● WHAT YOU WILL DO
Identify the lines that include the word "Installed", then copy all of them.

● DATA EXCERPTS
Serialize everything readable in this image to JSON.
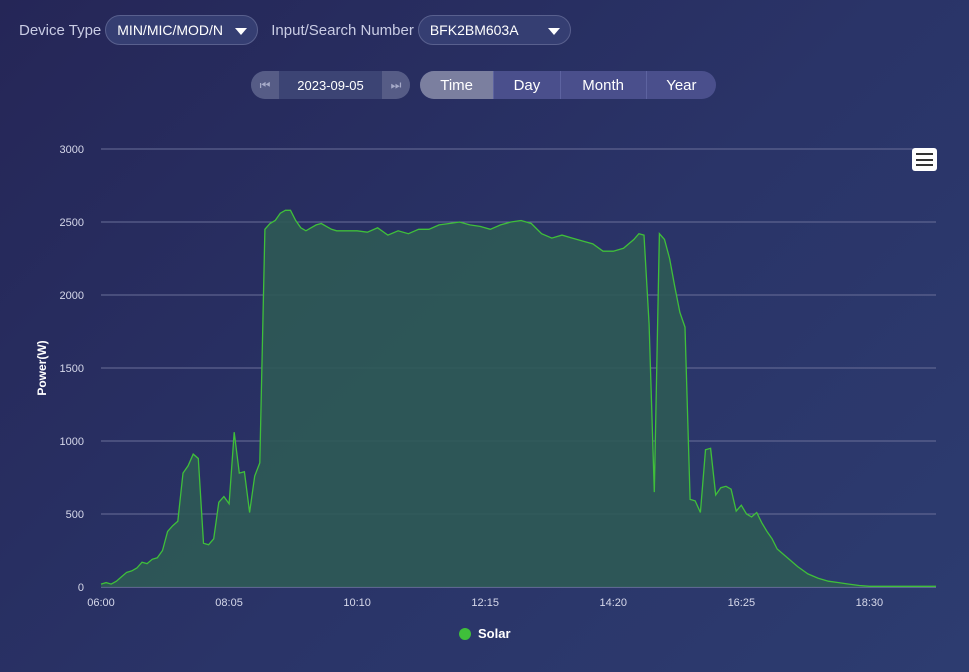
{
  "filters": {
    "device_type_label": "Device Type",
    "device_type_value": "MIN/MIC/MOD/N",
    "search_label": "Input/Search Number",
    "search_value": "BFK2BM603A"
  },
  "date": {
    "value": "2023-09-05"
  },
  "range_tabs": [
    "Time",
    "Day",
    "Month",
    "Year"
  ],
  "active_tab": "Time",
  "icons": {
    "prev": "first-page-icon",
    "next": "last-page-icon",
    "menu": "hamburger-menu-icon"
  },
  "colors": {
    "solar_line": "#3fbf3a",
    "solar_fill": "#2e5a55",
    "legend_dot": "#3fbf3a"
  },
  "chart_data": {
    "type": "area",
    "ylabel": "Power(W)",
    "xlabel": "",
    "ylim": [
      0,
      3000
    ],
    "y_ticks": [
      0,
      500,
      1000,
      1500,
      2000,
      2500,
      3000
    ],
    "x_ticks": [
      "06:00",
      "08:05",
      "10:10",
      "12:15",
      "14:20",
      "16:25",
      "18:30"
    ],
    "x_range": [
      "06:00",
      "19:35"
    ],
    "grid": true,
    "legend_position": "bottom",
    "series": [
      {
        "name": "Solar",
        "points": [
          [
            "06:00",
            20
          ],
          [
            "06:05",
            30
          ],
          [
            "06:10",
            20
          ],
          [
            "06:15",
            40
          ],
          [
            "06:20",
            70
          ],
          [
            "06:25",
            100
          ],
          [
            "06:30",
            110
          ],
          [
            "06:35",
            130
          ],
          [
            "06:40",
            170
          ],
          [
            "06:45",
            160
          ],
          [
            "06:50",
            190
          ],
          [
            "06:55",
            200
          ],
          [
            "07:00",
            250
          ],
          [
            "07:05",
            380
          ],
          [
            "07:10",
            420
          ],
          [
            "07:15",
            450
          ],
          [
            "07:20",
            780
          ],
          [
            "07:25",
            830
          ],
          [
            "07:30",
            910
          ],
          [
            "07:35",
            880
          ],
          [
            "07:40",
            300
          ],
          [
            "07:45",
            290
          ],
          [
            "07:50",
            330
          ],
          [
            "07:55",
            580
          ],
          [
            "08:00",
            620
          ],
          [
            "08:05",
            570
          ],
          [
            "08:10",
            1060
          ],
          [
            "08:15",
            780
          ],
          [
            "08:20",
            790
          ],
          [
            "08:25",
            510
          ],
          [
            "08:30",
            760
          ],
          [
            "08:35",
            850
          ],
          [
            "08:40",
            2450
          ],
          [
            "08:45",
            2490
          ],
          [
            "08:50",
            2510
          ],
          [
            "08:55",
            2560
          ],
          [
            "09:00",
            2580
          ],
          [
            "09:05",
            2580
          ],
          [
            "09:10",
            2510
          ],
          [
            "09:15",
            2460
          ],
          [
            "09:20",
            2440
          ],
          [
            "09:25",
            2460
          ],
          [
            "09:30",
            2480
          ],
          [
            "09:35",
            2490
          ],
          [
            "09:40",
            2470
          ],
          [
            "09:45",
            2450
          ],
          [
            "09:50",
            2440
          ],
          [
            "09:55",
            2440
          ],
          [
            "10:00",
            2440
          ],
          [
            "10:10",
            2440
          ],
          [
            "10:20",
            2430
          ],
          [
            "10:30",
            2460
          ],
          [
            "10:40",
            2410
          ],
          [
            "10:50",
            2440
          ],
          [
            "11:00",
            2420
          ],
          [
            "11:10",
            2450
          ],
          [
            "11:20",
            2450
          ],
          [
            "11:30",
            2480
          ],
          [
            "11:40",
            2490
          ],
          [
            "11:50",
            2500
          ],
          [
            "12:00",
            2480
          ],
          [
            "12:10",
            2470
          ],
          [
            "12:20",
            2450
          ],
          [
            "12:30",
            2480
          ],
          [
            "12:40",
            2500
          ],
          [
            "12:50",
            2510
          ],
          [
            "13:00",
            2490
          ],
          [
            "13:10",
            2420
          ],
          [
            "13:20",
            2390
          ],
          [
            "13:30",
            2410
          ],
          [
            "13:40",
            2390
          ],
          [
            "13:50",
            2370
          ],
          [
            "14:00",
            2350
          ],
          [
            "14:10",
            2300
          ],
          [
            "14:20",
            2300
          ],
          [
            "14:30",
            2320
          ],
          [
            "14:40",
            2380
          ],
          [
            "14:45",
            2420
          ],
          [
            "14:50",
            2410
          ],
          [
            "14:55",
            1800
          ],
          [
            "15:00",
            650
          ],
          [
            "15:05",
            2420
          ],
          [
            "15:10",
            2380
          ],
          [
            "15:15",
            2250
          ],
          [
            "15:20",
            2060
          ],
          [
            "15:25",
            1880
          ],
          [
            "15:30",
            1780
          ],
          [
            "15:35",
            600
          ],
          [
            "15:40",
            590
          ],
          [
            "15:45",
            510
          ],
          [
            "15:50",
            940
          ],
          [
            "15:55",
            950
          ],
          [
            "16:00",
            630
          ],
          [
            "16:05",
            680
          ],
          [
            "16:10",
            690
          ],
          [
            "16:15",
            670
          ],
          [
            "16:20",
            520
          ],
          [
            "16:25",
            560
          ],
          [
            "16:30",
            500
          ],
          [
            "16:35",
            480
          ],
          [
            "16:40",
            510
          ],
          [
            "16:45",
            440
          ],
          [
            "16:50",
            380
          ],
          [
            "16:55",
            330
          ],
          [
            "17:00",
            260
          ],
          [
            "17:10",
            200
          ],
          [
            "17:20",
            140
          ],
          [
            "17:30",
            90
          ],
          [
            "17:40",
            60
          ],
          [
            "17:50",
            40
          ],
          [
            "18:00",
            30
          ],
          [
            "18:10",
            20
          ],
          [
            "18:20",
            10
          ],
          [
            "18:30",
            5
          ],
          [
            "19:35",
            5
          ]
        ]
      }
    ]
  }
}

* * *

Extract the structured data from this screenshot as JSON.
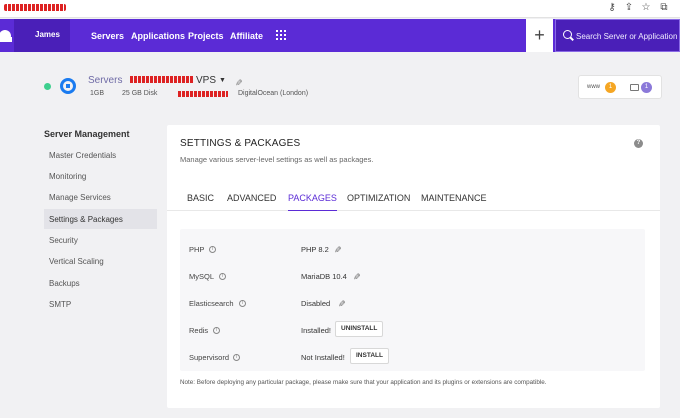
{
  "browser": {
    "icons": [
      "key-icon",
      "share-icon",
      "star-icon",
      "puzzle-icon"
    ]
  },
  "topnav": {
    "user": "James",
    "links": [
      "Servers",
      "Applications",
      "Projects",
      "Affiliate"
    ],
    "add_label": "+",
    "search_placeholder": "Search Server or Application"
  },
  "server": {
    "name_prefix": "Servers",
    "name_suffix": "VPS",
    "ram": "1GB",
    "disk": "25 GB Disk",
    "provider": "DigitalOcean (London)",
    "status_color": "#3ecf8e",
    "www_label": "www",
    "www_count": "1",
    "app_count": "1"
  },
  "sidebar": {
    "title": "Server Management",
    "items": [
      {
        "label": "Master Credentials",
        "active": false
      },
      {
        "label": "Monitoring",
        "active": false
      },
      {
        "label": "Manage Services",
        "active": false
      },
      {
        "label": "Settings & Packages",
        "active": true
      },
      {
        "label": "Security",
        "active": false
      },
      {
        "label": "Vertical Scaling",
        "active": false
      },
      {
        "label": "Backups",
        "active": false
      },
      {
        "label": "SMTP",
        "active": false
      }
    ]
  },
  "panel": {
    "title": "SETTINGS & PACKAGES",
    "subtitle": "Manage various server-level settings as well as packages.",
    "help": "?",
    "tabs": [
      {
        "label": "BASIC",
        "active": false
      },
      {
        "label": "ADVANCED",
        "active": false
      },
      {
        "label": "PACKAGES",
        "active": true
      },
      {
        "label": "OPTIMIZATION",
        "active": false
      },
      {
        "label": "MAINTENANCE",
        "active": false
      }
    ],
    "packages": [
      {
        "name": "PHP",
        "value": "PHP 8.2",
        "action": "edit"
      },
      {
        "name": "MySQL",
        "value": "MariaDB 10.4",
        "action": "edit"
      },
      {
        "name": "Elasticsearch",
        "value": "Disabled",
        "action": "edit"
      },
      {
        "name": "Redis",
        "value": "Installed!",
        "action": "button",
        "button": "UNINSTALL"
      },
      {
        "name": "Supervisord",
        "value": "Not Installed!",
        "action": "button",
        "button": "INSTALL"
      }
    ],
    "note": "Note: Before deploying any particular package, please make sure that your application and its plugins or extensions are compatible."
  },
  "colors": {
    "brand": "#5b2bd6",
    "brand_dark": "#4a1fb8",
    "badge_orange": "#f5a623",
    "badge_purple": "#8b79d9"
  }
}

● SOLUTION TO THE PROBLEM
        "value": "Installed!",
        "value": "Not Installed!",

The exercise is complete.